■ **Task details**: Show every line in the records below that contains the word "receptbelagda".

--- Information supplied Enclosed Below ---

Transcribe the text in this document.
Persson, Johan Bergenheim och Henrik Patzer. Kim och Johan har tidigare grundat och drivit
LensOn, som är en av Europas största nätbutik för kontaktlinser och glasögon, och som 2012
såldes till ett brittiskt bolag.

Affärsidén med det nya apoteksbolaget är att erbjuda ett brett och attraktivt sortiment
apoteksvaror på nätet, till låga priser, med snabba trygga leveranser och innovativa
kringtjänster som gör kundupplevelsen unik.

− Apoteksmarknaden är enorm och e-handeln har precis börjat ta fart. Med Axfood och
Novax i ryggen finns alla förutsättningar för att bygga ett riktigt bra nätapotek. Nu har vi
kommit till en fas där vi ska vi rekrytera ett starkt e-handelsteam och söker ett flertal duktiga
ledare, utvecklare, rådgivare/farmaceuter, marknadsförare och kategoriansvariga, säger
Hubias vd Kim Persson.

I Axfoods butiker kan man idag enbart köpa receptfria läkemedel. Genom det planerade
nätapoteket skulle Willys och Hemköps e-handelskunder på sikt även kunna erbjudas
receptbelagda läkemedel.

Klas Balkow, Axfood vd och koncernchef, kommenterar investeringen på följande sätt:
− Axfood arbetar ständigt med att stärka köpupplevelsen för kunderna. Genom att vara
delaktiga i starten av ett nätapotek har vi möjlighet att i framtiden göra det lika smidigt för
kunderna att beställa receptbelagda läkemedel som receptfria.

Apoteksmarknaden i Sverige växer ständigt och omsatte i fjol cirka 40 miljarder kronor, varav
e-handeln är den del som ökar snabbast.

--- End of Enclosed Information supplied ---
--- Information supplied Enclosed Below ---

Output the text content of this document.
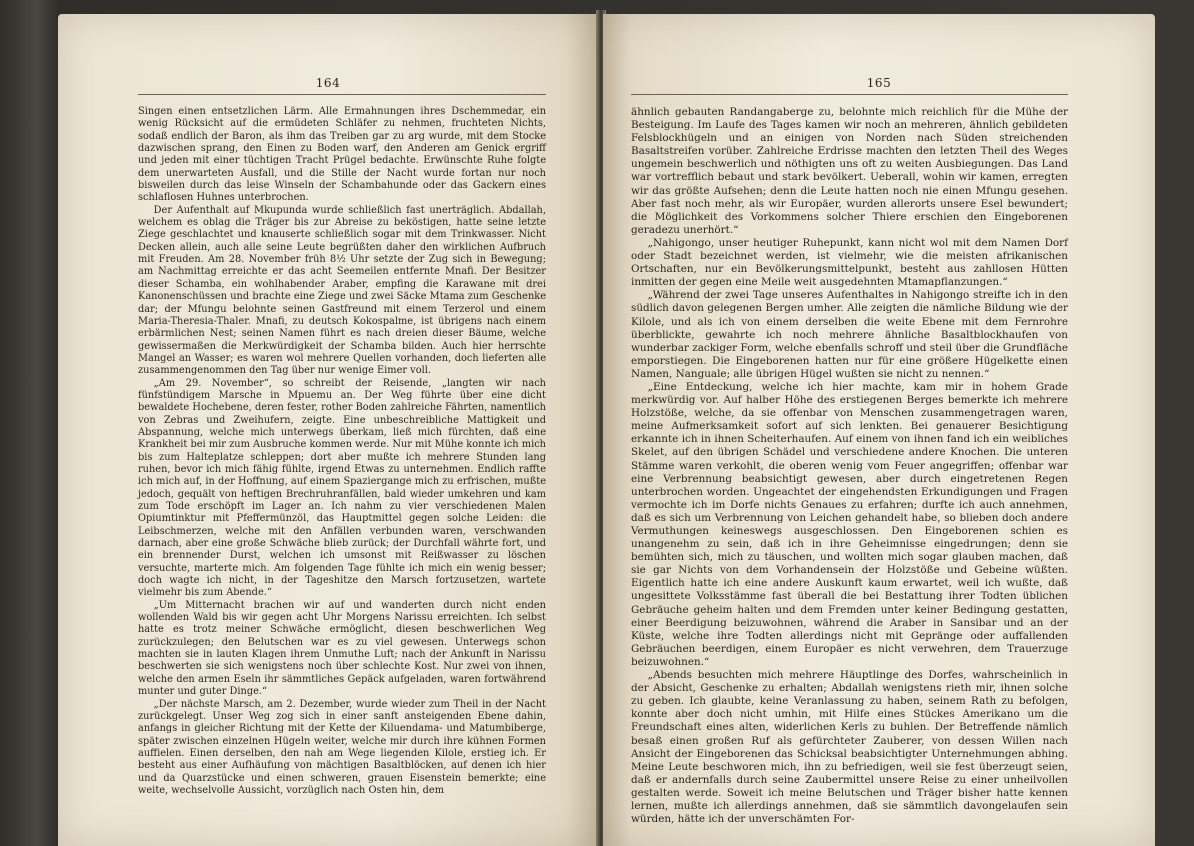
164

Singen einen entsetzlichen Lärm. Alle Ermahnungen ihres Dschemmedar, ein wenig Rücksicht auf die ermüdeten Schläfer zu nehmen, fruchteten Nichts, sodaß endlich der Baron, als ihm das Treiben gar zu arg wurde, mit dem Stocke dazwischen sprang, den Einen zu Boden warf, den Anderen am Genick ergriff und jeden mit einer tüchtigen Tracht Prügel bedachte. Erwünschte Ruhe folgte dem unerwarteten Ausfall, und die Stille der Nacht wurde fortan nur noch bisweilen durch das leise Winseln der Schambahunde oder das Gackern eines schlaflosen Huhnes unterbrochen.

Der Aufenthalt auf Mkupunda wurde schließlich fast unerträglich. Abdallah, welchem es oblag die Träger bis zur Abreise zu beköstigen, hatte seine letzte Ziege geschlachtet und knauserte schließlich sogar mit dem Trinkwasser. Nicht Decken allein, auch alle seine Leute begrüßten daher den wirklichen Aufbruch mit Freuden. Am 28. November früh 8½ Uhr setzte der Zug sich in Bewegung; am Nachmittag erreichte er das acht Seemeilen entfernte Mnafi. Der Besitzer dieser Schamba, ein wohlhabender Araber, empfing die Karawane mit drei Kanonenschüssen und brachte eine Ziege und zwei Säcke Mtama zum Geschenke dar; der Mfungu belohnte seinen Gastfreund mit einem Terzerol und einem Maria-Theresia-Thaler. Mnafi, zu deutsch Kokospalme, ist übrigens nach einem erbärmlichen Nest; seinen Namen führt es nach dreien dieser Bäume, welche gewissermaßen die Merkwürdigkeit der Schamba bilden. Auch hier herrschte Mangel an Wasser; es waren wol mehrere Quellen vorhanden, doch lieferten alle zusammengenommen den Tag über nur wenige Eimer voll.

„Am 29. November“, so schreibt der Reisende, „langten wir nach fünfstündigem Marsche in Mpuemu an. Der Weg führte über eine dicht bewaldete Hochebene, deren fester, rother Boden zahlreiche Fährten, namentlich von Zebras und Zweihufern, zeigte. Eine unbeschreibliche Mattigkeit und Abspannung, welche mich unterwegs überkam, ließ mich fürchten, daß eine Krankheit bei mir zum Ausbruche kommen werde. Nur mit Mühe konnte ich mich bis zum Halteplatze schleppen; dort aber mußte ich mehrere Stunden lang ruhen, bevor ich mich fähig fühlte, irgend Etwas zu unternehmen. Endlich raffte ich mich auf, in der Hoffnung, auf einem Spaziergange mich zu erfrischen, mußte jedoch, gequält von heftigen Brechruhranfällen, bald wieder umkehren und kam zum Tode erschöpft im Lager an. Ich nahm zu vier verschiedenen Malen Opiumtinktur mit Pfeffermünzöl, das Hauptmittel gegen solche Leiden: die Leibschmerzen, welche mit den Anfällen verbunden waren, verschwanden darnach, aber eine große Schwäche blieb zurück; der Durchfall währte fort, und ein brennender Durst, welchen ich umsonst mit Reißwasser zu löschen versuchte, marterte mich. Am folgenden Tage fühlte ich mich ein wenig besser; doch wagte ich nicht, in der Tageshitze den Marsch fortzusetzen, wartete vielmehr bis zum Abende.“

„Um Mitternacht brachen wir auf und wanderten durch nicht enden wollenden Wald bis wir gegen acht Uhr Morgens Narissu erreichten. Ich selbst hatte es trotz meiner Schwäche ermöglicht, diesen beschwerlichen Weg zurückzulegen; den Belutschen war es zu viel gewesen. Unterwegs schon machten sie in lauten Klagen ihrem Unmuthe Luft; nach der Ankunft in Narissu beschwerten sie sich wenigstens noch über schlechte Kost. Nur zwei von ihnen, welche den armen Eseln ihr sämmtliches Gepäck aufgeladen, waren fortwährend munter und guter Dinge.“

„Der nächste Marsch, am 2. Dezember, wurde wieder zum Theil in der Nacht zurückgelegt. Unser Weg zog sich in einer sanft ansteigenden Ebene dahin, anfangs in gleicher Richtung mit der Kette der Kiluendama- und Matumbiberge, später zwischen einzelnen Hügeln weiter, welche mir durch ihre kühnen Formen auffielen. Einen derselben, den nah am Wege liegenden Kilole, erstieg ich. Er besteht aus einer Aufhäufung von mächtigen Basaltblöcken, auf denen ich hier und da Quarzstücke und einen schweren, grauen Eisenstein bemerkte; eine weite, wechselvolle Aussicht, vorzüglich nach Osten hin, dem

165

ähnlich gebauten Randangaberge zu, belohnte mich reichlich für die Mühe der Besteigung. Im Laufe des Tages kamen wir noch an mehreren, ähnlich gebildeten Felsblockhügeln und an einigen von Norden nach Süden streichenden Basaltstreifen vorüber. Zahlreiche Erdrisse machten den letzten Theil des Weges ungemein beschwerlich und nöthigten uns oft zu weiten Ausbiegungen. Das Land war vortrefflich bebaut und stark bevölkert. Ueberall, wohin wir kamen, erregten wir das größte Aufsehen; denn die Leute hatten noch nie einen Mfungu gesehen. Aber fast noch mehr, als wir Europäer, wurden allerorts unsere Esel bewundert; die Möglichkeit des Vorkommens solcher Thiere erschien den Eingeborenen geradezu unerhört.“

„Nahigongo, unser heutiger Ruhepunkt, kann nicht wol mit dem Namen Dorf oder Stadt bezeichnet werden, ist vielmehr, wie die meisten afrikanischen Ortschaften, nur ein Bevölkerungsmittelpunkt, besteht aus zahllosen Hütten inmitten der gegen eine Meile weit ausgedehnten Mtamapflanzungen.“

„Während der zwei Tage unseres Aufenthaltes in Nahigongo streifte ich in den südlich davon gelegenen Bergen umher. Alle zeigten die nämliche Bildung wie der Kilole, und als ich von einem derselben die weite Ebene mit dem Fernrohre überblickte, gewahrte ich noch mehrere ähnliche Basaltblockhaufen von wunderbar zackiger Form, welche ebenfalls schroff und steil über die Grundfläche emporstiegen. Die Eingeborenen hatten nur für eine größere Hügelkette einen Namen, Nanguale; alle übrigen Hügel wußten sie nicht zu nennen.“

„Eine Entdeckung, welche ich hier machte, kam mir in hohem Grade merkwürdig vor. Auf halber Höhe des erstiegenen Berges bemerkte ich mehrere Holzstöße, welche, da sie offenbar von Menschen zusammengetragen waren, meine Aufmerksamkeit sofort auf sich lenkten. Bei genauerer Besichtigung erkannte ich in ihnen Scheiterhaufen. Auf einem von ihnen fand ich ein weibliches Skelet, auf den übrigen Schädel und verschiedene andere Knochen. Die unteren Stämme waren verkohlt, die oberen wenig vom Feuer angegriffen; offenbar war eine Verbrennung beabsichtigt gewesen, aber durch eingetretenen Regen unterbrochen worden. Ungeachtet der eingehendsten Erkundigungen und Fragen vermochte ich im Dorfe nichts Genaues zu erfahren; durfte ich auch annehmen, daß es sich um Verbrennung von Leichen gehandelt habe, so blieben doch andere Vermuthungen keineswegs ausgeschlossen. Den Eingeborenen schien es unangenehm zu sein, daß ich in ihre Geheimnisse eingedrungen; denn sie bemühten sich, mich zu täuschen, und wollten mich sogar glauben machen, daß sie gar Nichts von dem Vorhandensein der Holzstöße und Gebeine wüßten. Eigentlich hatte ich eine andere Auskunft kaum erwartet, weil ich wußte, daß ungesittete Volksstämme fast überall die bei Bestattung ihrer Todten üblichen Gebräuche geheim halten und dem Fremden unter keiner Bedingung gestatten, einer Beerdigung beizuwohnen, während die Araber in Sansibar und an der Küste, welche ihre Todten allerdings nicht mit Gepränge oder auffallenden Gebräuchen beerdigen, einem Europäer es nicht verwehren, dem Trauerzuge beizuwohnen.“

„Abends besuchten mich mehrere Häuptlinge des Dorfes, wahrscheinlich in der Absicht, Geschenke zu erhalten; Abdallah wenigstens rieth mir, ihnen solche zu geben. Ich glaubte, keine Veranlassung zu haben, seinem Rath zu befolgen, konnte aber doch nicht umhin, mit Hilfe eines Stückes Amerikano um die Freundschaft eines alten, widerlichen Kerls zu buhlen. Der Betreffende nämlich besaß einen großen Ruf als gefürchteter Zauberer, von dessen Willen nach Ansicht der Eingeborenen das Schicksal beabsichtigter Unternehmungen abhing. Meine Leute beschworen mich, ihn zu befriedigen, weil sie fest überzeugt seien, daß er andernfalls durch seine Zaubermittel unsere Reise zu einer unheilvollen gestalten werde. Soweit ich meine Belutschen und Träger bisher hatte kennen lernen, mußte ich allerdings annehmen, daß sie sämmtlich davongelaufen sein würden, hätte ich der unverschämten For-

--- End of Enclosed Information supplied ---

■ **Response to this task**:
receptbelagda läkemedel.
kunderna att beställa receptbelagda läkemedel som receptfria.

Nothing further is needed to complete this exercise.